THE TASK:
Copy each line of the entries that contains the word "hall".
— start MATERIAL FOR THE TASK —
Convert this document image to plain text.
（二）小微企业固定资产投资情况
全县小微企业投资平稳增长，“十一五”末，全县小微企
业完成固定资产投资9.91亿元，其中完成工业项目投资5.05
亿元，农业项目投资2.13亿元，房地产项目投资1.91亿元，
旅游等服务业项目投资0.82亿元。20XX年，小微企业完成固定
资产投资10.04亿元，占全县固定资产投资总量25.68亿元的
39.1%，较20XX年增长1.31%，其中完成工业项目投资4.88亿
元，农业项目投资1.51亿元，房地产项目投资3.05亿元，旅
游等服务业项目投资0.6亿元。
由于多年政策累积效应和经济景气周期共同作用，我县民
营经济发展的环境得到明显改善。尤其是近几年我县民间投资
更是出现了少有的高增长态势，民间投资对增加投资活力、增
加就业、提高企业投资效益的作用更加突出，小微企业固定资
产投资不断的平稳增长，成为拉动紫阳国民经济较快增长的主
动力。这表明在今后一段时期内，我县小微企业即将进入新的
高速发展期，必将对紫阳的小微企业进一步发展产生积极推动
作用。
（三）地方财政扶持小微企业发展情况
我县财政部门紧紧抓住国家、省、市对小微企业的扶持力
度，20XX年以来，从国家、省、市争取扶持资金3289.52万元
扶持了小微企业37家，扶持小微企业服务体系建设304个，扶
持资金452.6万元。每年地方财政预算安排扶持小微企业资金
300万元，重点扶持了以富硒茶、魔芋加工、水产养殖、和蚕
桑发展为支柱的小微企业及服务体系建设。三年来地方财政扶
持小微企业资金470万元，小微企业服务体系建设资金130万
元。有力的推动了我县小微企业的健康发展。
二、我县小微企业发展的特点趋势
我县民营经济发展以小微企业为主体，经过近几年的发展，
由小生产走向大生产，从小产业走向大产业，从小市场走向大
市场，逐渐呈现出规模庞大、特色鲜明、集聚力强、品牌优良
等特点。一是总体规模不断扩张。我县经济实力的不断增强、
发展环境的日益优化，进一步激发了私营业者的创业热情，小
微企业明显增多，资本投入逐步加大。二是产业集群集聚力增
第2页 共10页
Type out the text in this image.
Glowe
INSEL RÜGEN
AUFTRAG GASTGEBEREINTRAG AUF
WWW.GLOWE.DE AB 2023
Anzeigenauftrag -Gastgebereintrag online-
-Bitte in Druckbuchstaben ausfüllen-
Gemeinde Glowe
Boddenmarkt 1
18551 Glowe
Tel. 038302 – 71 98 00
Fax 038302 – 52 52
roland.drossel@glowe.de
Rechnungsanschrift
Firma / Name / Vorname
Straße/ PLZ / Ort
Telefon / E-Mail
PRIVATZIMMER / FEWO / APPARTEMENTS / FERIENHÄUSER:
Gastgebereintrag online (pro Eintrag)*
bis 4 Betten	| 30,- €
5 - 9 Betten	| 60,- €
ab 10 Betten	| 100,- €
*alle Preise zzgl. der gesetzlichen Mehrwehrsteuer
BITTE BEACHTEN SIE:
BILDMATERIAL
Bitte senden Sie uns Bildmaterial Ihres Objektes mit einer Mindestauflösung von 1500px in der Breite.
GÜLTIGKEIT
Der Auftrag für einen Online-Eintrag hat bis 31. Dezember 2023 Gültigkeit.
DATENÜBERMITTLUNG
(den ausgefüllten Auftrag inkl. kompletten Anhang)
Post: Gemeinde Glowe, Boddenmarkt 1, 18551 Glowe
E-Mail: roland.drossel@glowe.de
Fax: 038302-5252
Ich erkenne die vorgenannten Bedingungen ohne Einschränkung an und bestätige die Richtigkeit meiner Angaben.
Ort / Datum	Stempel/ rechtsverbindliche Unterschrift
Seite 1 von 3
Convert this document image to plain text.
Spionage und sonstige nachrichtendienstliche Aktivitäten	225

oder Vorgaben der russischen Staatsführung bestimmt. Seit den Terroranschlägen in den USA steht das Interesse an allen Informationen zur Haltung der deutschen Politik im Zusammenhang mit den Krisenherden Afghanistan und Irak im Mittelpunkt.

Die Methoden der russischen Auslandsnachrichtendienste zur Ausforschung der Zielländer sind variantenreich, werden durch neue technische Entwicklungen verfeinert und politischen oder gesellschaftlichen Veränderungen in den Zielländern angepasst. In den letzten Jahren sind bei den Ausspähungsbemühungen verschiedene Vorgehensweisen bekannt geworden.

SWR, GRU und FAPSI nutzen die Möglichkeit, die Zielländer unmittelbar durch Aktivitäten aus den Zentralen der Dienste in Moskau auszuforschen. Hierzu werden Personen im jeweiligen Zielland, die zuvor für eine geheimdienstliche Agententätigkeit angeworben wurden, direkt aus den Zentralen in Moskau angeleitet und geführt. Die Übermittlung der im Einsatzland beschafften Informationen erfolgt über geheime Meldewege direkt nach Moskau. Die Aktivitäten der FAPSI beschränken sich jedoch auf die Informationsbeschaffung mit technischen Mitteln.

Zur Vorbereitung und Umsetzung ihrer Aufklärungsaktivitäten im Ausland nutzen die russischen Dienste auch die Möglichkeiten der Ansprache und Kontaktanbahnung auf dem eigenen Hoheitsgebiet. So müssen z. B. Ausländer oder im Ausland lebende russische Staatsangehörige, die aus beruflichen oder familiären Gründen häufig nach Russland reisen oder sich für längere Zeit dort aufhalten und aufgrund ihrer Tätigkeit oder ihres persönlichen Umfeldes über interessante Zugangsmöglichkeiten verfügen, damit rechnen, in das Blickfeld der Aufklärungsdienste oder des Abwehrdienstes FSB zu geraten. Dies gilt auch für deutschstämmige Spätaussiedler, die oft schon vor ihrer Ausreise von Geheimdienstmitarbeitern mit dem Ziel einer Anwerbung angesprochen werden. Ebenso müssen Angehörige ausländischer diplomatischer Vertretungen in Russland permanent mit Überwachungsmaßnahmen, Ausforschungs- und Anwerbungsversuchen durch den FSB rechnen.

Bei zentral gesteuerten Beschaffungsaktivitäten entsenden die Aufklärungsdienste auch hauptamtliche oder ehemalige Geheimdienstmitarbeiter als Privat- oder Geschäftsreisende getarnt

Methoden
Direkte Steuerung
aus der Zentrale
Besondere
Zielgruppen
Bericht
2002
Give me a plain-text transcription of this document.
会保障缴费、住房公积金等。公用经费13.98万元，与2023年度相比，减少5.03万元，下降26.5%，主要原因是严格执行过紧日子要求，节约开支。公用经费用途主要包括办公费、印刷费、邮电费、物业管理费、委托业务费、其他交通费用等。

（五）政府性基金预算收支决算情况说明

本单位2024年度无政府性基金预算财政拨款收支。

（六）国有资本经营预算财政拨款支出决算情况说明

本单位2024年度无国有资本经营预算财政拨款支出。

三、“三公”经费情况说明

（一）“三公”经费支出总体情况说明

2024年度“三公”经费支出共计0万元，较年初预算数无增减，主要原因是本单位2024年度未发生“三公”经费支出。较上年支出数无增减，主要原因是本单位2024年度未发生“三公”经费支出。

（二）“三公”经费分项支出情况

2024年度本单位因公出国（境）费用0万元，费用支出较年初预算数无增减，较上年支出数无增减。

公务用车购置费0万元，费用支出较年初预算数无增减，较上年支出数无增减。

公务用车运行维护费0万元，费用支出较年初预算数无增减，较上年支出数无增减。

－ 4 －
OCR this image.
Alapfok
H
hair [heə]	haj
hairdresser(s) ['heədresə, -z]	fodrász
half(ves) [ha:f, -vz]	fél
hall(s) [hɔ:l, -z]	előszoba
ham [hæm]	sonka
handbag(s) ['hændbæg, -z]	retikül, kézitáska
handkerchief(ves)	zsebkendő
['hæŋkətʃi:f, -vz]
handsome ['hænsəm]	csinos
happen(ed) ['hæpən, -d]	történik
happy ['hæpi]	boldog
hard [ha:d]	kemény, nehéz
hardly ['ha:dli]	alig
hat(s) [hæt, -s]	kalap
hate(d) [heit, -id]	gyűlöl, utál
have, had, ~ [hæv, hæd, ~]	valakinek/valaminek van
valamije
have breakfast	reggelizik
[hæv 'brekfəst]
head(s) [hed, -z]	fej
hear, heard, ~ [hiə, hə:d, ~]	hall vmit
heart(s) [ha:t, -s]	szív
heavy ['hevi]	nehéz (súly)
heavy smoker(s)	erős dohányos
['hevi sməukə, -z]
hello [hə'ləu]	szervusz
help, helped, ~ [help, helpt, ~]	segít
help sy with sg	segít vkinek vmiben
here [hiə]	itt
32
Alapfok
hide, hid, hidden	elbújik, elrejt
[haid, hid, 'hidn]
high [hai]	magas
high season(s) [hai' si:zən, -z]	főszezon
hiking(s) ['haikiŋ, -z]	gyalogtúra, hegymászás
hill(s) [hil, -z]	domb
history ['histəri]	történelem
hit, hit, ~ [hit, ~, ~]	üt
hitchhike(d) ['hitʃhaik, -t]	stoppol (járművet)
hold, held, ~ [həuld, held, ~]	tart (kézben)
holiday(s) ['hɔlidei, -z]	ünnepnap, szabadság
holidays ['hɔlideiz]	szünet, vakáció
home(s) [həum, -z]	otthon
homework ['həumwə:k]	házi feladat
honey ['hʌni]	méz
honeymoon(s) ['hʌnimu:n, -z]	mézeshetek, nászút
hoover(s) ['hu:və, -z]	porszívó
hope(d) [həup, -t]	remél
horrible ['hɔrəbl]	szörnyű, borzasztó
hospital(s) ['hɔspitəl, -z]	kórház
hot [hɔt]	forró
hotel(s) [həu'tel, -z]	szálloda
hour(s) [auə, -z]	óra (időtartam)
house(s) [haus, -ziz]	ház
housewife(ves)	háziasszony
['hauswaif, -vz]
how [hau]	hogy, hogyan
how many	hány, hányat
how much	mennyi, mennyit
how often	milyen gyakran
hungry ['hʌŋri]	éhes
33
— end MATERIAL FOR THE TASK —
EXERCISE ANSWER:
hall(s) [hɔ:l, -z]	előszoba
hear, heard, ~ [hiə, hə:d, ~]	hall vmit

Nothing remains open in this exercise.